_Task to carry out_
In the listing below, count the lines with "legend" and report only the figure.

_ _ _ _

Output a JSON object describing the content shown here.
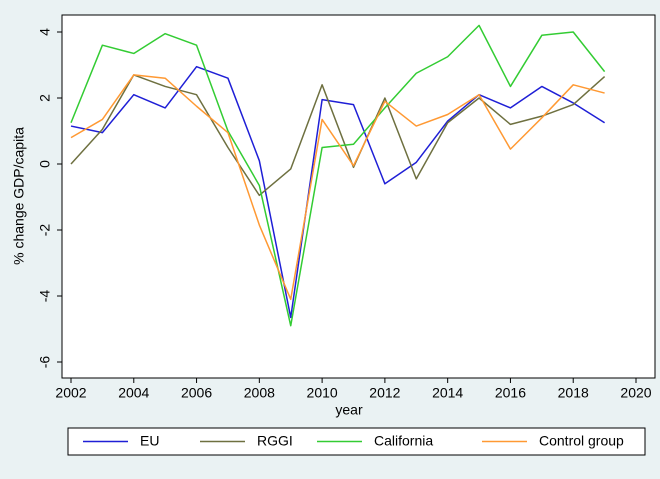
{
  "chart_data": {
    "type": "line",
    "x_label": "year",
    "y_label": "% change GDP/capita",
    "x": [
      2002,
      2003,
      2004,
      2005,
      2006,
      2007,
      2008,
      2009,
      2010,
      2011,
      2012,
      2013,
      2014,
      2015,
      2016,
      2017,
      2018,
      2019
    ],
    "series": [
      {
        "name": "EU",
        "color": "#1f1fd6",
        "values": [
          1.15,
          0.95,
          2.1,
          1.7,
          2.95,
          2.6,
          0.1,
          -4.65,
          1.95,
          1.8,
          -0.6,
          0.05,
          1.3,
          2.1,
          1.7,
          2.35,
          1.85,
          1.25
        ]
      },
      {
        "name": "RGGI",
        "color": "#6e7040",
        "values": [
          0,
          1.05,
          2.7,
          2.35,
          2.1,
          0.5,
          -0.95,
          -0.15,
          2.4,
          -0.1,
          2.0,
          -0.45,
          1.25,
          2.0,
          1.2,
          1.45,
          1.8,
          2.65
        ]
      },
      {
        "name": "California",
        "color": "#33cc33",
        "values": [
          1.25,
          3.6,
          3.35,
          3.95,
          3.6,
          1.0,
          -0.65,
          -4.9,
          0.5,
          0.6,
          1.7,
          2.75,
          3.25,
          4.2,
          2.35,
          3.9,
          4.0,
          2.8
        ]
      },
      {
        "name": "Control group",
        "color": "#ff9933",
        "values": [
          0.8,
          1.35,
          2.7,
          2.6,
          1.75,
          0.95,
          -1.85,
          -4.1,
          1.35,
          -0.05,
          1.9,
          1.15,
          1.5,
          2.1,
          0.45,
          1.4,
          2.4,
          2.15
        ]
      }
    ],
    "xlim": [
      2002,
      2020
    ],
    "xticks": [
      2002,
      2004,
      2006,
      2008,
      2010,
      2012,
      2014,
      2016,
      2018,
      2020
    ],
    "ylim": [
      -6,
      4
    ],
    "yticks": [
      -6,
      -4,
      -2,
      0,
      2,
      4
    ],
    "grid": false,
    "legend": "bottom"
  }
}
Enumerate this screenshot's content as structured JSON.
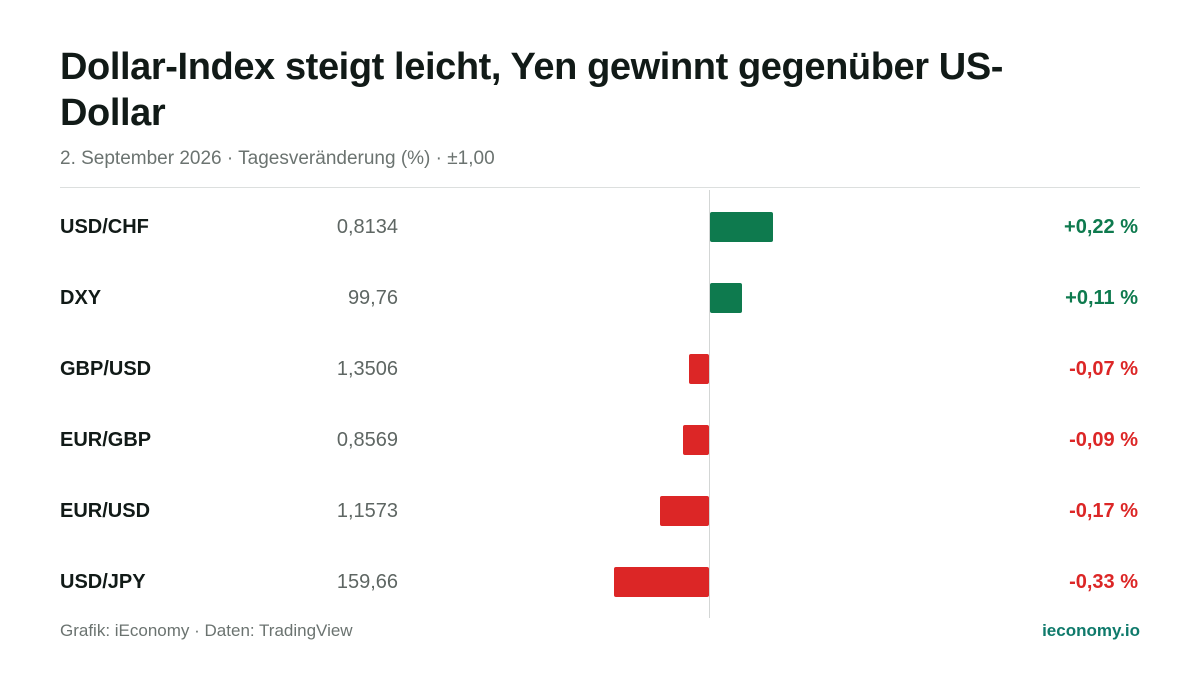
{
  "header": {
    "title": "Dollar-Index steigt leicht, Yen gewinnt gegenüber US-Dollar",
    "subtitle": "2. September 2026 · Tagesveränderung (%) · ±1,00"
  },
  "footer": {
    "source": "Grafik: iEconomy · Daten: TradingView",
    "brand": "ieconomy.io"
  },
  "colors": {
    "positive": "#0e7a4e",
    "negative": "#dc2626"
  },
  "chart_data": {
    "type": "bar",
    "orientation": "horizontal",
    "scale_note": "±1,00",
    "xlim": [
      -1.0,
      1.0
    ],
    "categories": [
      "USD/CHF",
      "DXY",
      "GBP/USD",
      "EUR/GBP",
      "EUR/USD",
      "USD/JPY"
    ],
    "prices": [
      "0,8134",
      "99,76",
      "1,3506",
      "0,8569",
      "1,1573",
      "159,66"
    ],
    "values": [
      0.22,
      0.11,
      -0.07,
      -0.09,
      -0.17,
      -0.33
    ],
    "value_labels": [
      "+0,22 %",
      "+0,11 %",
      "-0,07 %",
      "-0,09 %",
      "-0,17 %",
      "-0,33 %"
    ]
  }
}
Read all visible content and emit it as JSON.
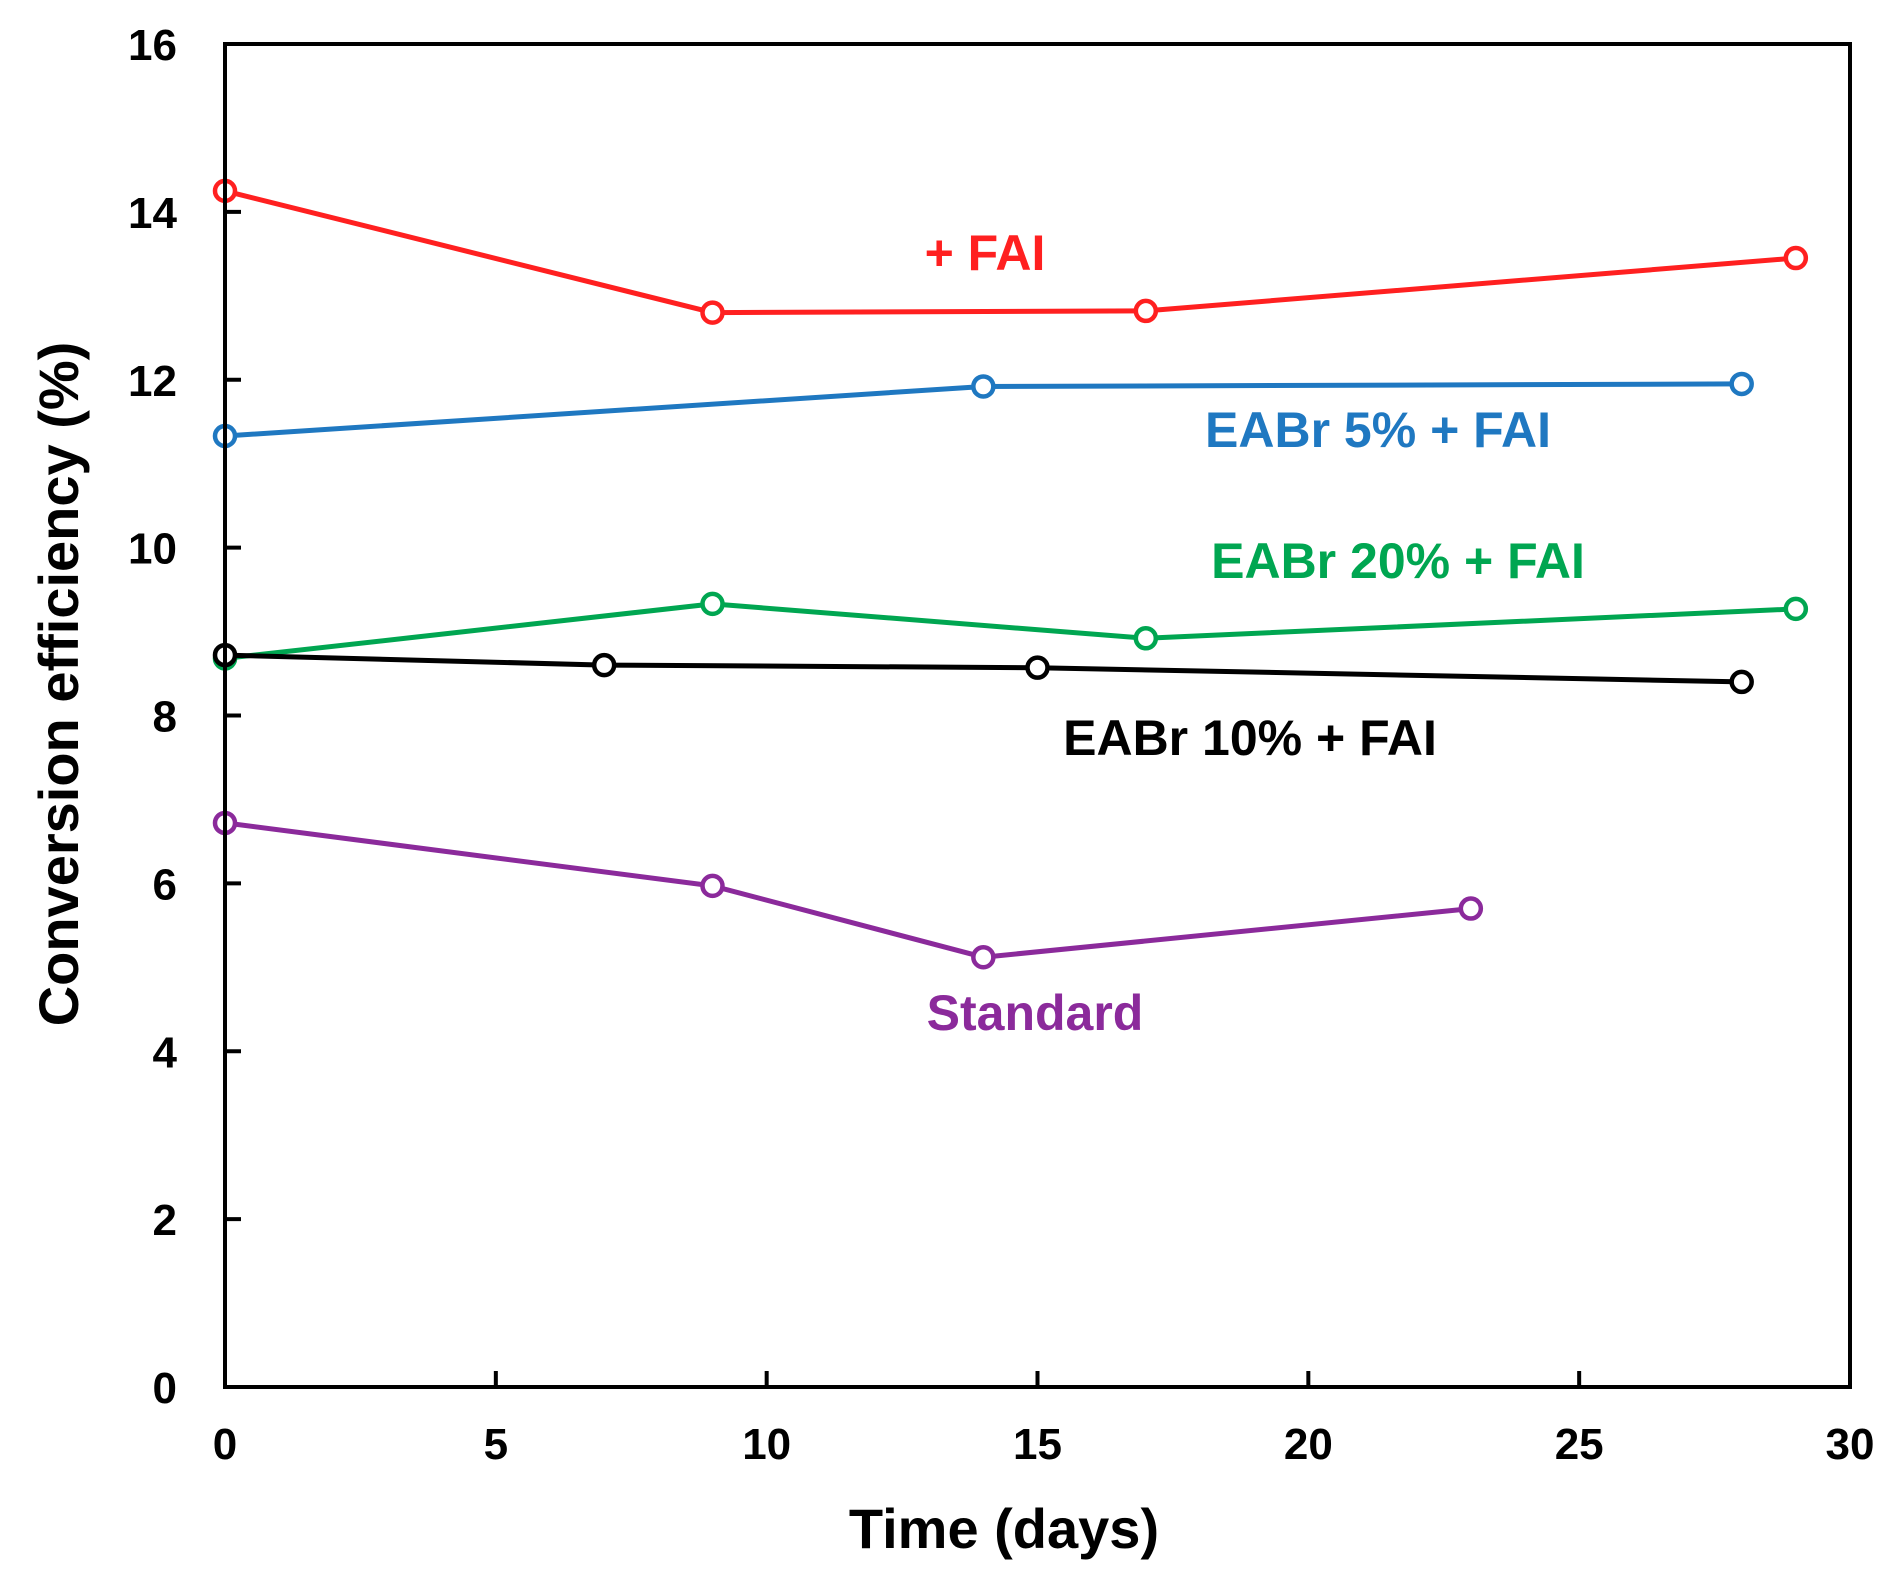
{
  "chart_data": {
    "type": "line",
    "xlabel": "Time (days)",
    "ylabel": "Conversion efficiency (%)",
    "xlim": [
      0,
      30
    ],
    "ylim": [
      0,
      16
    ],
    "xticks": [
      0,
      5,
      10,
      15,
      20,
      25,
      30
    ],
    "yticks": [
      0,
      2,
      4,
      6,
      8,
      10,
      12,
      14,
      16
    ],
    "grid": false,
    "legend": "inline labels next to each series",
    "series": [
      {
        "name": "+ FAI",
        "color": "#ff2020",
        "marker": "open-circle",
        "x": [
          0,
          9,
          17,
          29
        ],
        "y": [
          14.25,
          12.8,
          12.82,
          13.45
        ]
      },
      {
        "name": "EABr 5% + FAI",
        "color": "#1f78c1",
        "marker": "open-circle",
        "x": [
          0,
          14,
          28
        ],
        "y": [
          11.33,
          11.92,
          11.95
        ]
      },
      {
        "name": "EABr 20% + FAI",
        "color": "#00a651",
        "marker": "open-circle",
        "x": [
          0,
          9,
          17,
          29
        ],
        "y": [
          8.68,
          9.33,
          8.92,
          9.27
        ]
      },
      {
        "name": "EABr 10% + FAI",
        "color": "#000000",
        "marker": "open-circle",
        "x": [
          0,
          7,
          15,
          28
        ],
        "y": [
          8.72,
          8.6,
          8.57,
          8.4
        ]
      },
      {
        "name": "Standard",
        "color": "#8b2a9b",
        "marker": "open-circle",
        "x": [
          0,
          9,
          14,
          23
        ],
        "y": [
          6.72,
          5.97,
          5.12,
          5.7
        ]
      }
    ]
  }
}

_ _ _ _

_Task response_
2